● STATED GOAL
Reproduce each line from the records that holds "Calendars".

—————

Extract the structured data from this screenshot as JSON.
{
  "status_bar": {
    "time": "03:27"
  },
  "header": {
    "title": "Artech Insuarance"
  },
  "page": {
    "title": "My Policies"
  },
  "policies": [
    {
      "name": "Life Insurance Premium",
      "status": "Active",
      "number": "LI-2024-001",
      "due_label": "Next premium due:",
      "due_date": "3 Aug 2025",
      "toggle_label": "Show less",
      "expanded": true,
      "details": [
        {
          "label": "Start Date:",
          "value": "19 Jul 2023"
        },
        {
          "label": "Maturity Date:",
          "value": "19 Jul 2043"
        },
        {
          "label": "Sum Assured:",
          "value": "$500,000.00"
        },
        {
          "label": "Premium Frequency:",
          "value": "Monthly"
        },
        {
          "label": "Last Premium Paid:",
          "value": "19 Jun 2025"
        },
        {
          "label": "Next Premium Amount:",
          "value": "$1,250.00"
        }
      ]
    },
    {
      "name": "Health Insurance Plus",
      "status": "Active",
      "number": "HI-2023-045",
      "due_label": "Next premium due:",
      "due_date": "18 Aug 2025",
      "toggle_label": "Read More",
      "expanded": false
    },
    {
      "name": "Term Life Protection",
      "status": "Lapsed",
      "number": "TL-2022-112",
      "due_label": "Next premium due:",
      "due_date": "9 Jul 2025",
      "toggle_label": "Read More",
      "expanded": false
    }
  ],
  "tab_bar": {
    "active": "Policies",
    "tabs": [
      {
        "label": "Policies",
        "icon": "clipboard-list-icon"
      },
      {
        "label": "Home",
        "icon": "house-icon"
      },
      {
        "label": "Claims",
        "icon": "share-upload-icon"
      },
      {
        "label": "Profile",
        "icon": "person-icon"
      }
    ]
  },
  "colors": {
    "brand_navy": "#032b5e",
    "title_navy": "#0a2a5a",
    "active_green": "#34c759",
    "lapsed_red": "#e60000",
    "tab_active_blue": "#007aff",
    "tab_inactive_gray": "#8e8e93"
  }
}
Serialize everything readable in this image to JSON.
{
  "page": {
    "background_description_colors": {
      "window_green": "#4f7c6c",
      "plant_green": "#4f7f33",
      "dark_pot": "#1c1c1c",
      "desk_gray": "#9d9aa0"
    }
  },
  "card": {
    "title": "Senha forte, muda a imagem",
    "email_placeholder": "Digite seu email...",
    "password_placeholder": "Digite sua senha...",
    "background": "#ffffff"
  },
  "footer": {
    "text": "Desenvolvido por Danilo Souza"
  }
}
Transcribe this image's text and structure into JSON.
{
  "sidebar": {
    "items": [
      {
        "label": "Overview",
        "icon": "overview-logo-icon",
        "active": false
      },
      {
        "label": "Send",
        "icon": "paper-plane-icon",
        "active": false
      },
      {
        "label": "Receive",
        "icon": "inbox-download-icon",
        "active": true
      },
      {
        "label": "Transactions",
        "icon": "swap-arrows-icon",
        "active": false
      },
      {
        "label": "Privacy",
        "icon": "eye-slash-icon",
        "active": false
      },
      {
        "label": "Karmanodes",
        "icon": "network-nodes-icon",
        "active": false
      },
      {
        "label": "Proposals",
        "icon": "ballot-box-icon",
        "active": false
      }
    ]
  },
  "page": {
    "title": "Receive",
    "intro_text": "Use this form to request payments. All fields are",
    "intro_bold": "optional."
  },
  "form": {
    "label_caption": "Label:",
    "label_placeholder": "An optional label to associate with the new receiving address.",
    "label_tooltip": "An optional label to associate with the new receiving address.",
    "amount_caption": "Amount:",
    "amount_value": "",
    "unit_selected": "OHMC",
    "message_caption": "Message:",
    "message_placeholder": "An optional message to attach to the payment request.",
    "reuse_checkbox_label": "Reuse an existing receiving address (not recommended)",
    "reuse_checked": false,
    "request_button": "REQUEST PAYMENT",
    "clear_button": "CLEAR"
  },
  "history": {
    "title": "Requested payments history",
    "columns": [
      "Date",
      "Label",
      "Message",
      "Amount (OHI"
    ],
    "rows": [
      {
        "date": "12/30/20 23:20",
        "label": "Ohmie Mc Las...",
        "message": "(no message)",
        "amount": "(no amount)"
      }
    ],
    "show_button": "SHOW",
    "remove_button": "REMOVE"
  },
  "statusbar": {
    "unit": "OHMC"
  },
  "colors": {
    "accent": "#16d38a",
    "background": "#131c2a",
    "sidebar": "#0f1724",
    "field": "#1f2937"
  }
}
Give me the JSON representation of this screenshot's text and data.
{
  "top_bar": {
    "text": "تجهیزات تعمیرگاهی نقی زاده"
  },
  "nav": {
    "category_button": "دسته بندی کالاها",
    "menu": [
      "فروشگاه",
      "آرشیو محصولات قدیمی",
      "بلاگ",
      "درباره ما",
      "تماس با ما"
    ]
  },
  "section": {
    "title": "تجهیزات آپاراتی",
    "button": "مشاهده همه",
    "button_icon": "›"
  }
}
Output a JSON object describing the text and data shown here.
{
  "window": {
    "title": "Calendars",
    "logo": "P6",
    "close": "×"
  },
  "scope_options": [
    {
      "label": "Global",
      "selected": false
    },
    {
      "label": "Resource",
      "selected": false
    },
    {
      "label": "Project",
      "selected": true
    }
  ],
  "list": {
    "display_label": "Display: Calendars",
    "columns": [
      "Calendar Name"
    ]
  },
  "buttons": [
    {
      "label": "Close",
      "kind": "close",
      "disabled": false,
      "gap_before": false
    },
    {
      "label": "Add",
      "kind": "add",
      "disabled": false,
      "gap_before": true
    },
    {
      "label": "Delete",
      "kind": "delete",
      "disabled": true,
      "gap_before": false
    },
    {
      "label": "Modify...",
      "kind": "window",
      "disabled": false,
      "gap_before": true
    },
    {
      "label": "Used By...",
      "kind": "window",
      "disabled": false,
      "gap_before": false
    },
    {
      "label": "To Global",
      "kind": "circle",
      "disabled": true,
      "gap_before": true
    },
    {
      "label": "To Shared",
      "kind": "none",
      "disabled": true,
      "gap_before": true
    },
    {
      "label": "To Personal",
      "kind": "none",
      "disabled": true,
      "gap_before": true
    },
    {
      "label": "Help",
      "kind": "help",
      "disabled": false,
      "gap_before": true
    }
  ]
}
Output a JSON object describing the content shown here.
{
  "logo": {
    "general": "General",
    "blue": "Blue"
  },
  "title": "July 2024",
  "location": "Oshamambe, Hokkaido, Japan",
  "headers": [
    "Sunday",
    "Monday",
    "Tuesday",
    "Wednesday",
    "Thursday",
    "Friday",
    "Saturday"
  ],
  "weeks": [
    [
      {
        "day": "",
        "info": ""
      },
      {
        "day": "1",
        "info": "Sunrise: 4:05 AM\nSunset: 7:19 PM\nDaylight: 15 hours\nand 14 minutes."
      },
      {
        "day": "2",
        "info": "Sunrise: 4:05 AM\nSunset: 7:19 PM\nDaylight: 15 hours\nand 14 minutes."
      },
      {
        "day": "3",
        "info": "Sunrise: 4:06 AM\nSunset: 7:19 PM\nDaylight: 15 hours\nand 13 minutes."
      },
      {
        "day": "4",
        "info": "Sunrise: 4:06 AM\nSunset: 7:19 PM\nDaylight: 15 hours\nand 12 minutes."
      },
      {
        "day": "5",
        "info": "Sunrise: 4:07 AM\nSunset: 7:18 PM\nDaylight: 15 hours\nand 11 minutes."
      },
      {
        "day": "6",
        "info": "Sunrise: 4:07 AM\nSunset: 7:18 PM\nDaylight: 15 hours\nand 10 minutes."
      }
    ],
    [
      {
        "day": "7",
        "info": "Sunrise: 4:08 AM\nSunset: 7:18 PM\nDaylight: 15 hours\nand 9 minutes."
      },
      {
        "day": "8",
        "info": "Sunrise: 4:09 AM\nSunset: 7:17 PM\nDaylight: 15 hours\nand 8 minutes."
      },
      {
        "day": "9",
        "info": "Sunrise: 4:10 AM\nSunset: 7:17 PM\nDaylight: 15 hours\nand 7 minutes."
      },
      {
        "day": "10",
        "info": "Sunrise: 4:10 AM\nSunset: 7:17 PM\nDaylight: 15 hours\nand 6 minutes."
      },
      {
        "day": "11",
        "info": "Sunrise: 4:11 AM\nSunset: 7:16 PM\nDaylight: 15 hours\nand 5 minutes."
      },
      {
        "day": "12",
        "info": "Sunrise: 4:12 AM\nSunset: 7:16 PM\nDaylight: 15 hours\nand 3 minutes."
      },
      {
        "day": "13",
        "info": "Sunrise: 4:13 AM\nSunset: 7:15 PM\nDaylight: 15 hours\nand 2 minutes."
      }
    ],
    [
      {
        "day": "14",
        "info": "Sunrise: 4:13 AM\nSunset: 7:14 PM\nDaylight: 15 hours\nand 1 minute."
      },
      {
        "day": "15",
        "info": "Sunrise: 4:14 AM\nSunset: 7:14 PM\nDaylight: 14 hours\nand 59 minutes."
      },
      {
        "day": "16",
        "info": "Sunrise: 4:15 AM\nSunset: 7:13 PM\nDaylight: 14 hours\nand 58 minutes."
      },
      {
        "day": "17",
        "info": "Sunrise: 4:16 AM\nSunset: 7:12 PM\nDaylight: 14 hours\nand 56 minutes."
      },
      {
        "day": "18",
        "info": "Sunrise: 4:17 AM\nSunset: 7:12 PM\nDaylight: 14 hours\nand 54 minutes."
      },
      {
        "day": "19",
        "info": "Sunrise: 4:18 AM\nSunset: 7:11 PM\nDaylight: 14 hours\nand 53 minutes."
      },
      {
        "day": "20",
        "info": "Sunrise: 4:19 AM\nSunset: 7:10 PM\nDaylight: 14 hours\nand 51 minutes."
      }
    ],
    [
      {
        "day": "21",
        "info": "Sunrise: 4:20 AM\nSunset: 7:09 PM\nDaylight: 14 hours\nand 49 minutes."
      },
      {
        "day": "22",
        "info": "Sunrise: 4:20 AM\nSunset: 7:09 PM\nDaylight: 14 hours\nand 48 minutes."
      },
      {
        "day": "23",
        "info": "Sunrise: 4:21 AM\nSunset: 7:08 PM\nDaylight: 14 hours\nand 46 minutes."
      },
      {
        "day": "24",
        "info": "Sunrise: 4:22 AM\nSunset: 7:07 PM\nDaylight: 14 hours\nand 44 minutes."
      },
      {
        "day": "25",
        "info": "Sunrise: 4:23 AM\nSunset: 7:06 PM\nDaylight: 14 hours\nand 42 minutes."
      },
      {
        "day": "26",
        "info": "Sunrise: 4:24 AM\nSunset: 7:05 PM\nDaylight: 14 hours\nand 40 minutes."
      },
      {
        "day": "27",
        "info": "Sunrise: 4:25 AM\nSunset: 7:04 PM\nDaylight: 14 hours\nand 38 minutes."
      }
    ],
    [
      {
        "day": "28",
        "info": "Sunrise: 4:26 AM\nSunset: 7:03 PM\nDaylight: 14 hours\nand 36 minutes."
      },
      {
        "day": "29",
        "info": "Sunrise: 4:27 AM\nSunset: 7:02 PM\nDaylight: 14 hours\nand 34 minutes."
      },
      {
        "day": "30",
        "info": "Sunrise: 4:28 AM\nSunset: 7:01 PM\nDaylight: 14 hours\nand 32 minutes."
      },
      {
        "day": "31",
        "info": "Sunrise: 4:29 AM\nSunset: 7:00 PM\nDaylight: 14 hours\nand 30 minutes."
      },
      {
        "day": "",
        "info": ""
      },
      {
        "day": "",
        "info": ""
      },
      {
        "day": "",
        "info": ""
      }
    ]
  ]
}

—————

● SOLUTION TO THIS TASK
    "title": "Calendars",
    "display_label": "Display: Calendars",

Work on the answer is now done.